Exercise brief
Identify the lines that contain the word "οὐσίαν", then copy them.

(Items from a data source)
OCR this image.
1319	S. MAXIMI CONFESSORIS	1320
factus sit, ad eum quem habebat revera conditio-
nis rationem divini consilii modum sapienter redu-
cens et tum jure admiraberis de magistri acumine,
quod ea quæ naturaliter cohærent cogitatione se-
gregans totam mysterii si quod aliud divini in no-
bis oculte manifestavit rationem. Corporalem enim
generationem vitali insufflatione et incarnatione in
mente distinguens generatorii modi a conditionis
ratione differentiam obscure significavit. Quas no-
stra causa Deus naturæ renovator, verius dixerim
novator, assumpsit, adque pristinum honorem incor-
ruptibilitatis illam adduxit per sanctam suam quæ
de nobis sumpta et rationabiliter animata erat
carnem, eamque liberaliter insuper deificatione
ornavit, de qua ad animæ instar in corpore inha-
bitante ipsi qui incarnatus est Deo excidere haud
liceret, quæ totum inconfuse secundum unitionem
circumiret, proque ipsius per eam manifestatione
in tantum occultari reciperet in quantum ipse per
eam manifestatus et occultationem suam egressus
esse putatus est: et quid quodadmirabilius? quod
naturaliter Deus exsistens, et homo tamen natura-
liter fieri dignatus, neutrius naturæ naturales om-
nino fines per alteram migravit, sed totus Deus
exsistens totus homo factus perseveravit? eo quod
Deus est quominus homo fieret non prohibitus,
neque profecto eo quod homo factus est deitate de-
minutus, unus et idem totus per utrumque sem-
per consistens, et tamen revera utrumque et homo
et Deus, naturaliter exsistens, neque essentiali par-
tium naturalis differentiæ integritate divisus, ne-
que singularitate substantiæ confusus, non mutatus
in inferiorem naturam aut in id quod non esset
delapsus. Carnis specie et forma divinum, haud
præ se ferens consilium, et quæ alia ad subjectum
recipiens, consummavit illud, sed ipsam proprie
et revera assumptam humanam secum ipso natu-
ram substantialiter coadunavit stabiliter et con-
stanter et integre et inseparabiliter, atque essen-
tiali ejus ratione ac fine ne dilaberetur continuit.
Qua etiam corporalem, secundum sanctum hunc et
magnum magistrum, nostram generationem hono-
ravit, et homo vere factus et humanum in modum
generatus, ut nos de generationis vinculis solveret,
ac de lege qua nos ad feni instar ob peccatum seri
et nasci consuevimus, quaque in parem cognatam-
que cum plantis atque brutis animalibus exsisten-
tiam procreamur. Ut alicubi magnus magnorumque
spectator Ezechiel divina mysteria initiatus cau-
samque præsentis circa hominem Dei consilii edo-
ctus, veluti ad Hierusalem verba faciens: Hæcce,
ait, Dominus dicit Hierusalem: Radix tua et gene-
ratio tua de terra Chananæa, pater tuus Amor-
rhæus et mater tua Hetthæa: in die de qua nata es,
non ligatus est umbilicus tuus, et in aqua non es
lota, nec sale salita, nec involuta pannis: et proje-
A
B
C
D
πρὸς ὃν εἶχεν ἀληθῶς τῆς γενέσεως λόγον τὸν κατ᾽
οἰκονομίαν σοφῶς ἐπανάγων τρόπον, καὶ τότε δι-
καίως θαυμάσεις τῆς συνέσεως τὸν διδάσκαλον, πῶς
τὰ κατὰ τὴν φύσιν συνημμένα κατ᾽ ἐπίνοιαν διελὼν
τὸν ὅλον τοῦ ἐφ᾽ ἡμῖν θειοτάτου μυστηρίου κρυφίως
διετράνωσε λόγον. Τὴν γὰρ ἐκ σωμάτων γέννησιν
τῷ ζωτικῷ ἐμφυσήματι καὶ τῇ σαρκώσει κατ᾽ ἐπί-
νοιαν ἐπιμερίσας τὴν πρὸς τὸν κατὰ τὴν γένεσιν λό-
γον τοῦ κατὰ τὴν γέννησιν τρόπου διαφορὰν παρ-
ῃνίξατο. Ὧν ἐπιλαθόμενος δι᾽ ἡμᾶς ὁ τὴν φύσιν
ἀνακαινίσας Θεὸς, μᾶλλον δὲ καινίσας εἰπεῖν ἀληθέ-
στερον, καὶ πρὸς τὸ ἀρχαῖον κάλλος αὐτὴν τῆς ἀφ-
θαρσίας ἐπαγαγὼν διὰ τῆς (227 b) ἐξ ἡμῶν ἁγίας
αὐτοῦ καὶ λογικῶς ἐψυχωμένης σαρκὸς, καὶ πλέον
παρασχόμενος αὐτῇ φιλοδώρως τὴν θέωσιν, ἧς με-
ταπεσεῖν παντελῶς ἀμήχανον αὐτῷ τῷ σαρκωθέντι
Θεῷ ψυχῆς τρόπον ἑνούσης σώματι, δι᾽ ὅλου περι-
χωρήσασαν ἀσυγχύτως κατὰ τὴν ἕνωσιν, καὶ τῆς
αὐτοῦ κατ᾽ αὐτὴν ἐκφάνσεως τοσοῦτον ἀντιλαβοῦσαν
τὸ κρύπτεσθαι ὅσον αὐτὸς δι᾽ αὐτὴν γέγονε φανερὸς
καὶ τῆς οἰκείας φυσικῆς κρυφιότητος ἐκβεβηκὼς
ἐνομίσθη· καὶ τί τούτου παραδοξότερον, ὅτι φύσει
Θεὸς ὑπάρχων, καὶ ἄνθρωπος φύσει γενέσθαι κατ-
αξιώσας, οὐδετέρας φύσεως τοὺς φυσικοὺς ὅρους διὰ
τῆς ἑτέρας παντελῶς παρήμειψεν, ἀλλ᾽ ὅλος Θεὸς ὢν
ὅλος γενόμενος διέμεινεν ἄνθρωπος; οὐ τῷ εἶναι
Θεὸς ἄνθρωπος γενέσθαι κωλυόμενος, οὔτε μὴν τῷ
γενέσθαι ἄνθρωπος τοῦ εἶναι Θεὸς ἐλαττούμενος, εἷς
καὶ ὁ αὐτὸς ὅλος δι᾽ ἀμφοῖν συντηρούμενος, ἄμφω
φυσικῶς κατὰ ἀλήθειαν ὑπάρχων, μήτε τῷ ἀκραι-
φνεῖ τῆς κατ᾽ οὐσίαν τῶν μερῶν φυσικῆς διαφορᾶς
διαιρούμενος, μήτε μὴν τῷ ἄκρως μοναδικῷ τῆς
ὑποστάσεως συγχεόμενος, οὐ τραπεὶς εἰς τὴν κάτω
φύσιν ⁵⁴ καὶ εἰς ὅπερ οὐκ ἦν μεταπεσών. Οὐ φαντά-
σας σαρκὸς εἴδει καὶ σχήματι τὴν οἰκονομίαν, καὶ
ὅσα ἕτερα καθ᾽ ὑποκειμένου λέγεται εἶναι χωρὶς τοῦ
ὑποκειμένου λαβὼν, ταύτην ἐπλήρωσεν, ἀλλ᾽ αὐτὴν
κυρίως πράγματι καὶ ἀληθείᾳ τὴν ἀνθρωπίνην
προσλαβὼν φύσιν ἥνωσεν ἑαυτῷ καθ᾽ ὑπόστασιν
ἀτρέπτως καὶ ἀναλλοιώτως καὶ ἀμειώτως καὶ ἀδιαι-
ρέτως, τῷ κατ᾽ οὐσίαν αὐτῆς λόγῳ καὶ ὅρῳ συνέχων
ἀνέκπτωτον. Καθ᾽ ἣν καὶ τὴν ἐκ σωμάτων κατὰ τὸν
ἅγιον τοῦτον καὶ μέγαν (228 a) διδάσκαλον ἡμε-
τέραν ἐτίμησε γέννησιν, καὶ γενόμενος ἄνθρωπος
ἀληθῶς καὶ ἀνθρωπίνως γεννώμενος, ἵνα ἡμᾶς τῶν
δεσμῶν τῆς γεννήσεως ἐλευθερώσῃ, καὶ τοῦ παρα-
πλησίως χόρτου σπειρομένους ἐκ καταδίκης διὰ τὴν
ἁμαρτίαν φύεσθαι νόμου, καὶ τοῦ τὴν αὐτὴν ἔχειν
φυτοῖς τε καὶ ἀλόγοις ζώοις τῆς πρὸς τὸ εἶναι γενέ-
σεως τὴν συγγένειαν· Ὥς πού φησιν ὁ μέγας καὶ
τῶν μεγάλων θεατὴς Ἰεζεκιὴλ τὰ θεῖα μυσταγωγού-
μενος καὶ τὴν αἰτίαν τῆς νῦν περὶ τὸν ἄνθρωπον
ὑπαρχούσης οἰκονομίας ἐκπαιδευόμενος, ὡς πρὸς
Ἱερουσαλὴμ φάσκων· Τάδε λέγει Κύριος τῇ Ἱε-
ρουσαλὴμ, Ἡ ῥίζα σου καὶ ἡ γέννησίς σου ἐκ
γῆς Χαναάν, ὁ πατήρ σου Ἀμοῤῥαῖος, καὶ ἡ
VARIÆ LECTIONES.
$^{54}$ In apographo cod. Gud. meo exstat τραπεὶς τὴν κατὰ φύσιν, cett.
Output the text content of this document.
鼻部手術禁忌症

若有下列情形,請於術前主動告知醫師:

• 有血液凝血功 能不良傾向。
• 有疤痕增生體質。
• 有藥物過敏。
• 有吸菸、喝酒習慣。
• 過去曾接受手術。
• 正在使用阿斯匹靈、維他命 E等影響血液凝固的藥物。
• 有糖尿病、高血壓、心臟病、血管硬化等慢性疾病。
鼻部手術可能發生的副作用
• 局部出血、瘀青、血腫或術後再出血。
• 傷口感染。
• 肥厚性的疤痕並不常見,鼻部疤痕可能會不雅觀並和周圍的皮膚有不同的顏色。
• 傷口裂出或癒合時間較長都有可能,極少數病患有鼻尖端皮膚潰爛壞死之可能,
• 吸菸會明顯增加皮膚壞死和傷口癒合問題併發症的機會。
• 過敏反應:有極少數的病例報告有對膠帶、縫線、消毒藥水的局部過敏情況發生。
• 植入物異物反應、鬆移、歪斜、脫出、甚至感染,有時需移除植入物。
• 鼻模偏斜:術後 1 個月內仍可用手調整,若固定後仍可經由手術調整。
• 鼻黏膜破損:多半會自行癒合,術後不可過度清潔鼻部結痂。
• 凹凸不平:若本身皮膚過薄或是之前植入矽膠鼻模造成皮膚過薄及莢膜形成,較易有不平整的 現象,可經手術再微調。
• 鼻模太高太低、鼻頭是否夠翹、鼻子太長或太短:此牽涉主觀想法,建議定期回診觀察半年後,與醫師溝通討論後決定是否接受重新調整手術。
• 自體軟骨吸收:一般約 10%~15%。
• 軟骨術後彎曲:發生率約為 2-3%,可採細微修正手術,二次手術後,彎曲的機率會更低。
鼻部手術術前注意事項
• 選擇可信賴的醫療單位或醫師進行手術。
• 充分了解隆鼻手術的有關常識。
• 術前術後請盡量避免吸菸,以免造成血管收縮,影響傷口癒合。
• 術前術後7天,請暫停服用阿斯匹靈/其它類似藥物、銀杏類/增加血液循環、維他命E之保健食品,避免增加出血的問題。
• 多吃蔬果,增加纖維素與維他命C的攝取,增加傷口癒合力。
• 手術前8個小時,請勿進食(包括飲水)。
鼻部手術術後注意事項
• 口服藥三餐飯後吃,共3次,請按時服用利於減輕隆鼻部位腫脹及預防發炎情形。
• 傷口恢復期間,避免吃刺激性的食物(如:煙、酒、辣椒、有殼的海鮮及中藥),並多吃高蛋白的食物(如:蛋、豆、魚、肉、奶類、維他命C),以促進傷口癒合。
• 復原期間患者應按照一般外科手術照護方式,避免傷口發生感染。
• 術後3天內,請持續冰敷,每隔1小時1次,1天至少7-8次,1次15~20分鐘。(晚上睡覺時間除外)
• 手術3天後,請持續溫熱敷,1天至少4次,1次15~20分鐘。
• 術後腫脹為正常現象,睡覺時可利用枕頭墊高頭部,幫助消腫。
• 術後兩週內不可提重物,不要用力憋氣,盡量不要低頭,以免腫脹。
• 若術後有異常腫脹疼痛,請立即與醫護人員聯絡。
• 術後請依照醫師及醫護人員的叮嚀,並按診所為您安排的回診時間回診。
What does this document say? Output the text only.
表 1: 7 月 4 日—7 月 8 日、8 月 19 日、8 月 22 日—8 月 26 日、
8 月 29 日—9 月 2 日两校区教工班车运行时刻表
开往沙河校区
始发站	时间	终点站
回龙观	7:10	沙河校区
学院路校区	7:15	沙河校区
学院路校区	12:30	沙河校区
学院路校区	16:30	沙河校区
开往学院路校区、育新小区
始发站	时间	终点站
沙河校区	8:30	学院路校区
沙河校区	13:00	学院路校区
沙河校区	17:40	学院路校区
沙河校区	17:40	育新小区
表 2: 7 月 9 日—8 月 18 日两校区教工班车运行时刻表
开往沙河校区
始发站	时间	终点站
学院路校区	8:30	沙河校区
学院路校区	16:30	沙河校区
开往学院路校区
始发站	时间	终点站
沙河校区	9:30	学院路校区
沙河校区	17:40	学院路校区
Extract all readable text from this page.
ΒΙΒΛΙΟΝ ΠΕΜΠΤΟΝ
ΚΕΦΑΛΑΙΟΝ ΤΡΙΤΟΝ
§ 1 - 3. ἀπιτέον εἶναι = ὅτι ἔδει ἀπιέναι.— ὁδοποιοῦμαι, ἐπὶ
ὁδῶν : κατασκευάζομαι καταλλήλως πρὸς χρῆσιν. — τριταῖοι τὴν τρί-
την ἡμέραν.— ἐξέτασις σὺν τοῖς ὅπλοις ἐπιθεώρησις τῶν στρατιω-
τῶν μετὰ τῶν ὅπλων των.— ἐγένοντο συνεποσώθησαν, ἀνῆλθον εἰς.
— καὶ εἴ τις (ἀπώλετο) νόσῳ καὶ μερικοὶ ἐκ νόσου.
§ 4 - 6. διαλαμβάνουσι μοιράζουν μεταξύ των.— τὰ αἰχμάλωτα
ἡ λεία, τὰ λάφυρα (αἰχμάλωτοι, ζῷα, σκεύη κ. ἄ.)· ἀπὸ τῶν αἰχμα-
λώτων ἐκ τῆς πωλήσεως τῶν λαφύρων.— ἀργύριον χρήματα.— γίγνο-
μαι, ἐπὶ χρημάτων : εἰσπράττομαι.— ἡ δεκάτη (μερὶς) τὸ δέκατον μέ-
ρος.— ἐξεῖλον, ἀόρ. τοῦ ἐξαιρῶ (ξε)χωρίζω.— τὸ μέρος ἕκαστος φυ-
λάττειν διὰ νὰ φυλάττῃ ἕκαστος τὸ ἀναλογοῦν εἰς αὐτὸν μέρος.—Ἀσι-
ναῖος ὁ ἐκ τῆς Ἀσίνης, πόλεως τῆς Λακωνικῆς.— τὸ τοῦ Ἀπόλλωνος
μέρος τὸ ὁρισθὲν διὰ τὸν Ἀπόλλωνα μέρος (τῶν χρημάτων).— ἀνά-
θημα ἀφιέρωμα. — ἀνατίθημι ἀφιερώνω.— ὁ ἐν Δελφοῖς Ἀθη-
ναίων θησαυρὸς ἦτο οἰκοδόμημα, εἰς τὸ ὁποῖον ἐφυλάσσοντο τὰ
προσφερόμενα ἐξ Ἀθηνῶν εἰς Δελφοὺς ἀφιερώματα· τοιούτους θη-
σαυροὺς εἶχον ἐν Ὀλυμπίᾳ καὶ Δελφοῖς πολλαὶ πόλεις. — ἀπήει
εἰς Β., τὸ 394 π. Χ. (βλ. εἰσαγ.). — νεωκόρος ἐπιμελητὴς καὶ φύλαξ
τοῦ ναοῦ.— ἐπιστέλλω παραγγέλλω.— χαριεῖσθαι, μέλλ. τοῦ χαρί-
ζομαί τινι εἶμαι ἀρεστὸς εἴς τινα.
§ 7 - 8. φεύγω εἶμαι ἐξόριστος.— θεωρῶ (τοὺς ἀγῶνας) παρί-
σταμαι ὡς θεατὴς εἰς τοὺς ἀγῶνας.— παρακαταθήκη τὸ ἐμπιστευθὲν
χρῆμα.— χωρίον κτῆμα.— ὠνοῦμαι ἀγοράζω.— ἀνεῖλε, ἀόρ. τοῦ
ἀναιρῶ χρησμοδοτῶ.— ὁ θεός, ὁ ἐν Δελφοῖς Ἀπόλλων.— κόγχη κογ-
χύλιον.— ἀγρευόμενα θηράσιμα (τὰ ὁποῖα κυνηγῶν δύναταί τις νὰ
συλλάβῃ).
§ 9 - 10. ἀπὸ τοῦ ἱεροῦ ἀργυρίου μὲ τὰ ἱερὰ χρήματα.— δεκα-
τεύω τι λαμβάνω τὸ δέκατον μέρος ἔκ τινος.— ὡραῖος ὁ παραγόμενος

Worked answer
φνεῖ τῆς κατ᾽ οὐσίαν τῶν μερῶν φυσικῆς διαφορᾶς
ρέτως, τῷ κατ᾽ οὐσίαν αὐτῆς λόγῳ καὶ ὅρῳ συνέχων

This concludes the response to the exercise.